> _Task statement_
Output all of the entries below precisely as written.

> _Stored records_
***

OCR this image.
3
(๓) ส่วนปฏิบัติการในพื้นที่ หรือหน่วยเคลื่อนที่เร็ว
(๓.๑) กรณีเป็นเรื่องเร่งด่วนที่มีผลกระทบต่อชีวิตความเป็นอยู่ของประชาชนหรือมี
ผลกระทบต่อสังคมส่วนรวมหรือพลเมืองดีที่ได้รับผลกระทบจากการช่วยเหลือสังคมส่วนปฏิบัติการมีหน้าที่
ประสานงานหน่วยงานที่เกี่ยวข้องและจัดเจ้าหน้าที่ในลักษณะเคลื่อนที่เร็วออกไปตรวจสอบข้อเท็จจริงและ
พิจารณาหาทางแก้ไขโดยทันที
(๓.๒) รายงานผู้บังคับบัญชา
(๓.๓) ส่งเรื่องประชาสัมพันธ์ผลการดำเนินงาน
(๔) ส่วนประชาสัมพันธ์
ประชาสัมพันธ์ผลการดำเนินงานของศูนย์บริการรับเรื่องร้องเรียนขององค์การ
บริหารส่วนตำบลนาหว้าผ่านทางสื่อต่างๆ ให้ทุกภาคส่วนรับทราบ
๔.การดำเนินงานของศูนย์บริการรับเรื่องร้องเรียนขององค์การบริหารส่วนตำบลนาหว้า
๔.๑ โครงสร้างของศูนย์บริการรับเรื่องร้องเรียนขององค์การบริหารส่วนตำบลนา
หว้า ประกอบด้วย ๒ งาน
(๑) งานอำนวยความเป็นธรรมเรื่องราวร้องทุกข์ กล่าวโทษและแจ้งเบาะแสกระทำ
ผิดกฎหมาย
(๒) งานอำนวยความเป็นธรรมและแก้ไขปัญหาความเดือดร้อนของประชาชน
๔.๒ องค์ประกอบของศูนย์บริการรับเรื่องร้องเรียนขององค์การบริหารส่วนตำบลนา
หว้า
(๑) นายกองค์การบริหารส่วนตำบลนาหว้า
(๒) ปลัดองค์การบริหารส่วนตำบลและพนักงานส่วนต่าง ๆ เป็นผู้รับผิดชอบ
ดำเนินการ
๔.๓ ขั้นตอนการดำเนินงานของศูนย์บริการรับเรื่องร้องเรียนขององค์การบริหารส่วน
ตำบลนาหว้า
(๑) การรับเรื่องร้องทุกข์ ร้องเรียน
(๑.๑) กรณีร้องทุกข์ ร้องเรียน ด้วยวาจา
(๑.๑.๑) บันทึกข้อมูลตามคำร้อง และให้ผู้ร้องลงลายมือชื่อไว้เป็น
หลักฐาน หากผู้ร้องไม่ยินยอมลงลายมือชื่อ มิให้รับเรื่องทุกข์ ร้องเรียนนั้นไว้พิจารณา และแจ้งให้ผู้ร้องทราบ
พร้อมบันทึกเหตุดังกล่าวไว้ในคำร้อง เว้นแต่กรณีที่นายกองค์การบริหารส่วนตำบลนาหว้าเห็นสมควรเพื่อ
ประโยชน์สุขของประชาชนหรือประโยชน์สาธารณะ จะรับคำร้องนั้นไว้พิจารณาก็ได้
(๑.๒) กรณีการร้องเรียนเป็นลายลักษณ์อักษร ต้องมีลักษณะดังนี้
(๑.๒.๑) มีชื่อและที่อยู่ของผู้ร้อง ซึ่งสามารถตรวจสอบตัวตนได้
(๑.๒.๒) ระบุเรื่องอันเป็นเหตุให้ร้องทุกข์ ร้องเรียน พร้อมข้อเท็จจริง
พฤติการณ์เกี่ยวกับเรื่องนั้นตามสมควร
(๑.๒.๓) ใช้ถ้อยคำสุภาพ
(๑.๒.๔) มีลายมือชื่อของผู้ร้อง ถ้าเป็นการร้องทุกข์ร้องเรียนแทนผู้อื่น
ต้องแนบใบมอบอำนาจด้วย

***

> _Exercise response_
OCR this image.
3
(๓) ส่วนปฏิบัติการในพื้นที่ หรือหน่วยเคลื่อนที่เร็ว
(๓.๑) กรณีเป็นเรื่องเร่งด่วนที่มีผลกระทบต่อชีวิตความเป็นอยู่ของประชาชนหรือมี
ผลกระทบต่อสังคมส่วนรวมหรือพลเมืองดีที่ได้รับผลกระทบจากการช่วยเหลือสังคมส่วนปฏิบัติการมีหน้าที่
ประสานงานหน่วยงานที่เกี่ยวข้องและจัดเจ้าหน้าที่ในลักษณะเคลื่อนที่เร็วออกไปตรวจสอบข้อเท็จจริงและ
พิจารณาหาทางแก้ไขโดยทันที
(๓.๒) รายงานผู้บังคับบัญชา
(๓.๓) ส่งเรื่องประชาสัมพันธ์ผลการดำเนินงาน
(๔) ส่วนประชาสัมพันธ์
ประชาสัมพันธ์ผลการดำเนินงานของศูนย์บริการรับเรื่องร้องเรียนขององค์การ
บริหารส่วนตำบลนาหว้าผ่านทางสื่อต่างๆ ให้ทุกภาคส่วนรับทราบ
๔.การดำเนินงานของศูนย์บริการรับเรื่องร้องเรียนขององค์การบริหารส่วนตำบลนาหว้า
๔.๑ โครงสร้างของศูนย์บริการรับเรื่องร้องเรียนขององค์การบริหารส่วนตำบลนา
หว้า ประกอบด้วย ๒ งาน
(๑) งานอำนวยความเป็นธรรมเรื่องราวร้องทุกข์ กล่าวโทษและแจ้งเบาะแสกระทำ
ผิดกฎหมาย
(๒) งานอำนวยความเป็นธรรมและแก้ไขปัญหาความเดือดร้อนของประชาชน
๔.๒ องค์ประกอบของศูนย์บริการรับเรื่องร้องเรียนขององค์การบริหารส่วนตำบลนา
หว้า
(๑) นายกองค์การบริหารส่วนตำบลนาหว้า
(๒) ปลัดองค์การบริหารส่วนตำบลและพนักงานส่วนต่าง ๆ เป็นผู้รับผิดชอบ
ดำเนินการ
๔.๓ ขั้นตอนการดำเนินงานของศูนย์บริการรับเรื่องร้องเรียนขององค์การบริหารส่วน
ตำบลนาหว้า
(๑) การรับเรื่องร้องทุกข์ ร้องเรียน
(๑.๑) กรณีร้องทุกข์ ร้องเรียน ด้วยวาจา
(๑.๑.๑) บันทึกข้อมูลตามคำร้อง และให้ผู้ร้องลงลายมือชื่อไว้เป็น
หลักฐาน หากผู้ร้องไม่ยินยอมลงลายมือชื่อ มิให้รับเรื่องทุกข์ ร้องเรียนนั้นไว้พิจารณา และแจ้งให้ผู้ร้องทราบ
พร้อมบันทึกเหตุดังกล่าวไว้ในคำร้อง เว้นแต่กรณีที่นายกองค์การบริหารส่วนตำบลนาหว้าเห็นสมควรเพื่อ
ประโยชน์สุขของประชาชนหรือประโยชน์สาธารณะ จะรับคำร้องนั้นไว้พิจารณาก็ได้
(๑.๒) กรณีการร้องเรียนเป็นลายลักษณ์อักษร ต้องมีลักษณะดังนี้
(๑.๒.๑) มีชื่อและที่อยู่ของผู้ร้อง ซึ่งสามารถตรวจสอบตัวตนได้
(๑.๒.๒) ระบุเรื่องอันเป็นเหตุให้ร้องทุกข์ ร้องเรียน พร้อมข้อเท็จจริง
พฤติการณ์เกี่ยวกับเรื่องนั้นตามสมควร
(๑.๒.๓) ใช้ถ้อยคำสุภาพ
(๑.๒.๔) มีลายมือชื่อของผู้ร้อง ถ้าเป็นการร้องทุกข์ร้องเรียนแทนผู้อื่น
ต้องแนบใบมอบอำนาจด้วย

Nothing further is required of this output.